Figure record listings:
════════════════════
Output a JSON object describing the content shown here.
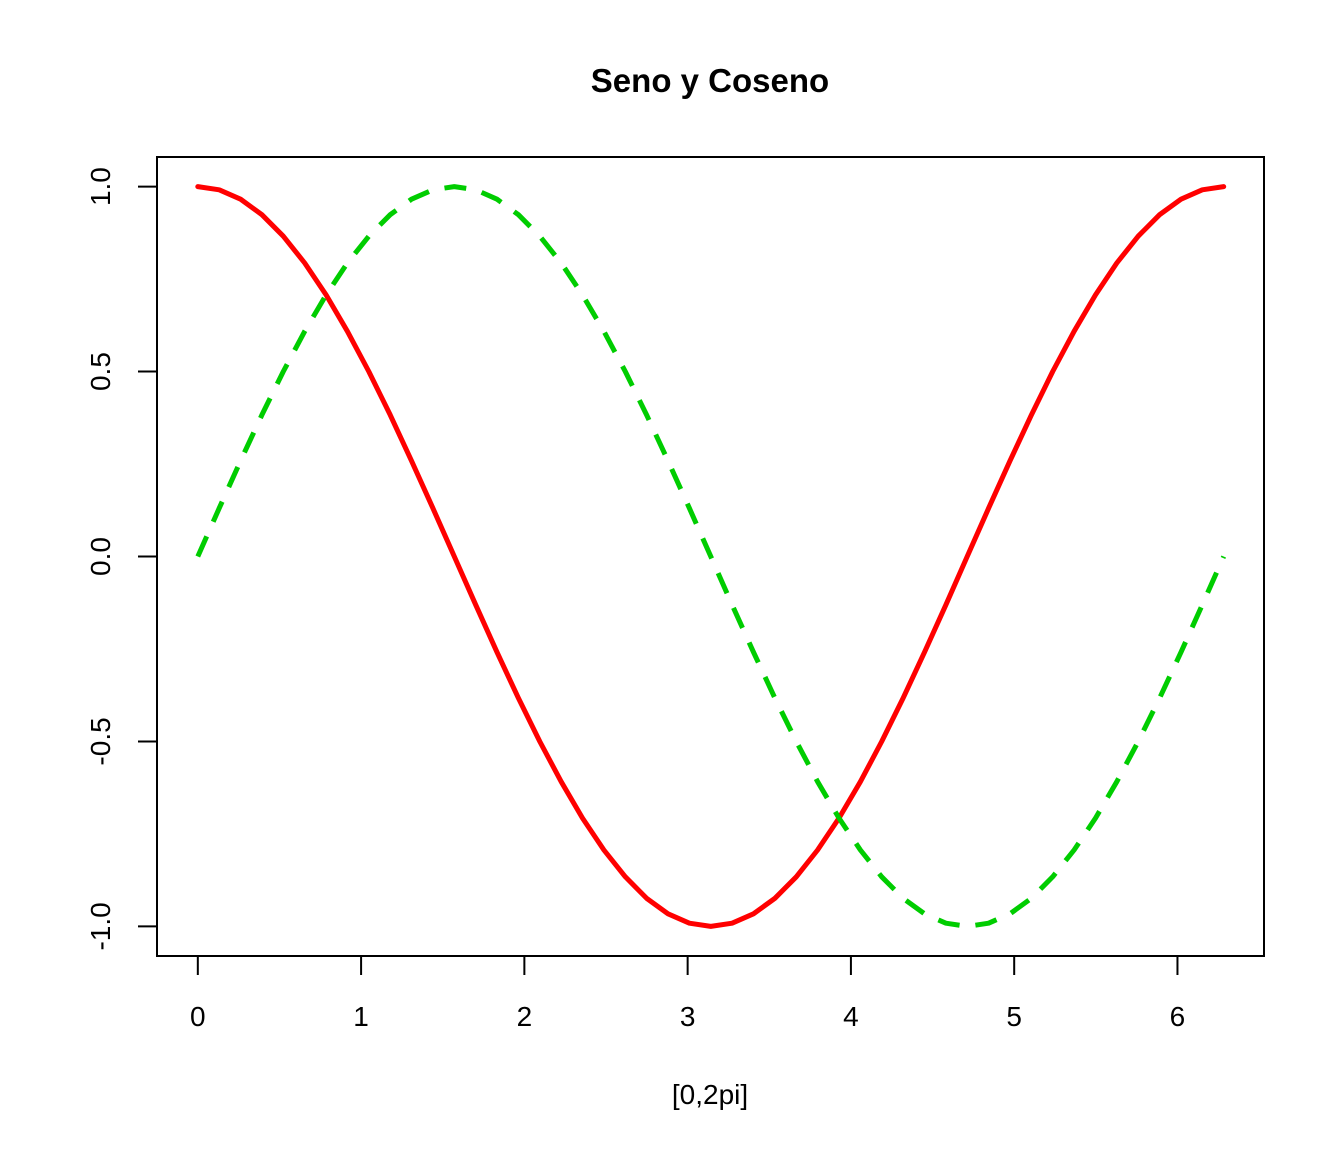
{
  "chart_data": {
    "type": "line",
    "title": "Seno y Coseno",
    "xlabel": "[0,2pi]",
    "ylabel": "",
    "xlim": [
      -0.25,
      6.53
    ],
    "ylim": [
      -1.08,
      1.08
    ],
    "x_ticks": [
      0,
      1,
      2,
      3,
      4,
      5,
      6
    ],
    "x_tick_labels": [
      "0",
      "1",
      "2",
      "3",
      "4",
      "5",
      "6"
    ],
    "y_ticks": [
      -1.0,
      -0.5,
      0.0,
      0.5,
      1.0
    ],
    "y_tick_labels": [
      "-1.0",
      "-0.5",
      "0.0",
      "0.5",
      "1.0"
    ],
    "grid": false,
    "legend": "none",
    "x": [
      0,
      0.1309,
      0.2618,
      0.3927,
      0.5236,
      0.6545,
      0.7854,
      0.9163,
      1.0472,
      1.1781,
      1.309,
      1.4399,
      1.5708,
      1.7017,
      1.8326,
      1.9635,
      2.0944,
      2.2253,
      2.3562,
      2.4871,
      2.618,
      2.7489,
      2.8798,
      3.0107,
      3.1416,
      3.2725,
      3.4034,
      3.5343,
      3.6652,
      3.7961,
      3.927,
      4.0579,
      4.1888,
      4.3197,
      4.4506,
      4.5815,
      4.7124,
      4.8433,
      4.9742,
      5.1051,
      5.236,
      5.3669,
      5.4978,
      5.6287,
      5.7596,
      5.8905,
      6.0214,
      6.1523,
      6.2832
    ],
    "series": [
      {
        "color": "#ff0000",
        "dash": "solid",
        "values": [
          1.0,
          0.9914,
          0.9659,
          0.9239,
          0.866,
          0.7934,
          0.7071,
          0.6088,
          0.5,
          0.3827,
          0.2588,
          0.1305,
          0.0,
          -0.1305,
          -0.2588,
          -0.3827,
          -0.5,
          -0.6088,
          -0.7071,
          -0.7934,
          -0.866,
          -0.9239,
          -0.9659,
          -0.9914,
          -1.0,
          -0.9914,
          -0.9659,
          -0.9239,
          -0.866,
          -0.7934,
          -0.7071,
          -0.6088,
          -0.5,
          -0.3827,
          -0.2588,
          -0.1305,
          0.0,
          0.1305,
          0.2588,
          0.3827,
          0.5,
          0.6088,
          0.7071,
          0.7934,
          0.866,
          0.9239,
          0.9659,
          0.9914,
          1.0
        ]
      },
      {
        "color": "#00cd00",
        "dash": "dashed",
        "values": [
          0.0,
          0.1305,
          0.2588,
          0.3827,
          0.5,
          0.6088,
          0.7071,
          0.7934,
          0.866,
          0.9239,
          0.9659,
          0.9914,
          1.0,
          0.9914,
          0.9659,
          0.9239,
          0.866,
          0.7934,
          0.7071,
          0.6088,
          0.5,
          0.3827,
          0.2588,
          0.1305,
          0.0,
          -0.1305,
          -0.2588,
          -0.3827,
          -0.5,
          -0.6088,
          -0.7071,
          -0.7934,
          -0.866,
          -0.9239,
          -0.9659,
          -0.9914,
          -1.0,
          -0.9914,
          -0.9659,
          -0.9239,
          -0.866,
          -0.7934,
          -0.7071,
          -0.6088,
          -0.5,
          -0.3827,
          -0.2588,
          -0.1305,
          0.0
        ]
      }
    ]
  }
}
════════════════════
Exactly reproduce each record, leaving out any pictures.

Output a JSON object describing the content shown here.
{
  "chart_data": {
    "type": "line",
    "title": "Seno y Coseno",
    "xlabel": "[0,2pi]",
    "ylabel": "",
    "xlim": [
      -0.25,
      6.53
    ],
    "ylim": [
      -1.08,
      1.08
    ],
    "x_ticks": [
      0,
      1,
      2,
      3,
      4,
      5,
      6
    ],
    "x_tick_labels": [
      "0",
      "1",
      "2",
      "3",
      "4",
      "5",
      "6"
    ],
    "y_ticks": [
      -1.0,
      -0.5,
      0.0,
      0.5,
      1.0
    ],
    "y_tick_labels": [
      "-1.0",
      "-0.5",
      "0.0",
      "0.5",
      "1.0"
    ],
    "grid": false,
    "legend": "none",
    "x": [
      0,
      0.1309,
      0.2618,
      0.3927,
      0.5236,
      0.6545,
      0.7854,
      0.9163,
      1.0472,
      1.1781,
      1.309,
      1.4399,
      1.5708,
      1.7017,
      1.8326,
      1.9635,
      2.0944,
      2.2253,
      2.3562,
      2.4871,
      2.618,
      2.7489,
      2.8798,
      3.0107,
      3.1416,
      3.2725,
      3.4034,
      3.5343,
      3.6652,
      3.7961,
      3.927,
      4.0579,
      4.1888,
      4.3197,
      4.4506,
      4.5815,
      4.7124,
      4.8433,
      4.9742,
      5.1051,
      5.236,
      5.3669,
      5.4978,
      5.6287,
      5.7596,
      5.8905,
      6.0214,
      6.1523,
      6.2832
    ],
    "series": [
      {
        "color": "#ff0000",
        "dash": "solid",
        "values": [
          1.0,
          0.9914,
          0.9659,
          0.9239,
          0.866,
          0.7934,
          0.7071,
          0.6088,
          0.5,
          0.3827,
          0.2588,
          0.1305,
          0.0,
          -0.1305,
          -0.2588,
          -0.3827,
          -0.5,
          -0.6088,
          -0.7071,
          -0.7934,
          -0.866,
          -0.9239,
          -0.9659,
          -0.9914,
          -1.0,
          -0.9914,
          -0.9659,
          -0.9239,
          -0.866,
          -0.7934,
          -0.7071,
          -0.6088,
          -0.5,
          -0.3827,
          -0.2588,
          -0.1305,
          0.0,
          0.1305,
          0.2588,
          0.3827,
          0.5,
          0.6088,
          0.7071,
          0.7934,
          0.866,
          0.9239,
          0.9659,
          0.9914,
          1.0
        ]
      },
      {
        "color": "#00cd00",
        "dash": "dashed",
        "values": [
          0.0,
          0.1305,
          0.2588,
          0.3827,
          0.5,
          0.6088,
          0.7071,
          0.7934,
          0.866,
          0.9239,
          0.9659,
          0.9914,
          1.0,
          0.9914,
          0.9659,
          0.9239,
          0.866,
          0.7934,
          0.7071,
          0.6088,
          0.5,
          0.3827,
          0.2588,
          0.1305,
          0.0,
          -0.1305,
          -0.2588,
          -0.3827,
          -0.5,
          -0.6088,
          -0.7071,
          -0.7934,
          -0.866,
          -0.9239,
          -0.9659,
          -0.9914,
          -1.0,
          -0.9914,
          -0.9659,
          -0.9239,
          -0.866,
          -0.7934,
          -0.7071,
          -0.6088,
          -0.5,
          -0.3827,
          -0.2588,
          -0.1305,
          0.0
        ]
      }
    ]
  }
}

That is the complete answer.